--- Written instruction ---
Only a number is wanted: how many lines in the records below contain "Increased"?

** Start of Task input **

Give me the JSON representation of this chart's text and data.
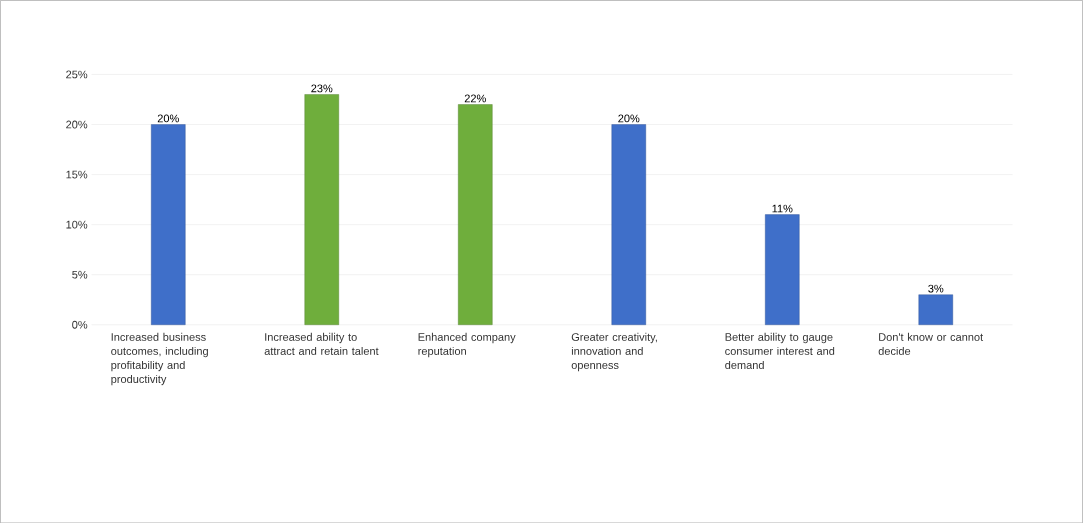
{
  "chart_data": {
    "type": "bar",
    "categories": [
      "Increased business outcomes, including profitability and productivity",
      "Increased ability to attract and retain talent",
      "Enhanced company reputation",
      "Greater creativity, innovation and openness",
      "Better ability to gauge consumer interest and demand",
      "Don't know or cannot decide"
    ],
    "values": [
      20,
      23,
      22,
      20,
      11,
      3
    ],
    "colors": [
      "#3f6fc9",
      "#6fae3c",
      "#6fae3c",
      "#3f6fc9",
      "#3f6fc9",
      "#3f6fc9"
    ],
    "value_labels": [
      "20%",
      "23%",
      "22%",
      "20%",
      "11%",
      "3%"
    ],
    "ylim": [
      0,
      25
    ],
    "yticks": [
      {
        "value": 0,
        "label": "0%"
      },
      {
        "value": 5,
        "label": "5%"
      },
      {
        "value": 10,
        "label": "10%"
      },
      {
        "value": 15,
        "label": "15%"
      },
      {
        "value": 20,
        "label": "20%"
      },
      {
        "value": 25,
        "label": "25%"
      }
    ],
    "grid": "y"
  }
}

** End of Task input **

--- Problem solution ---
2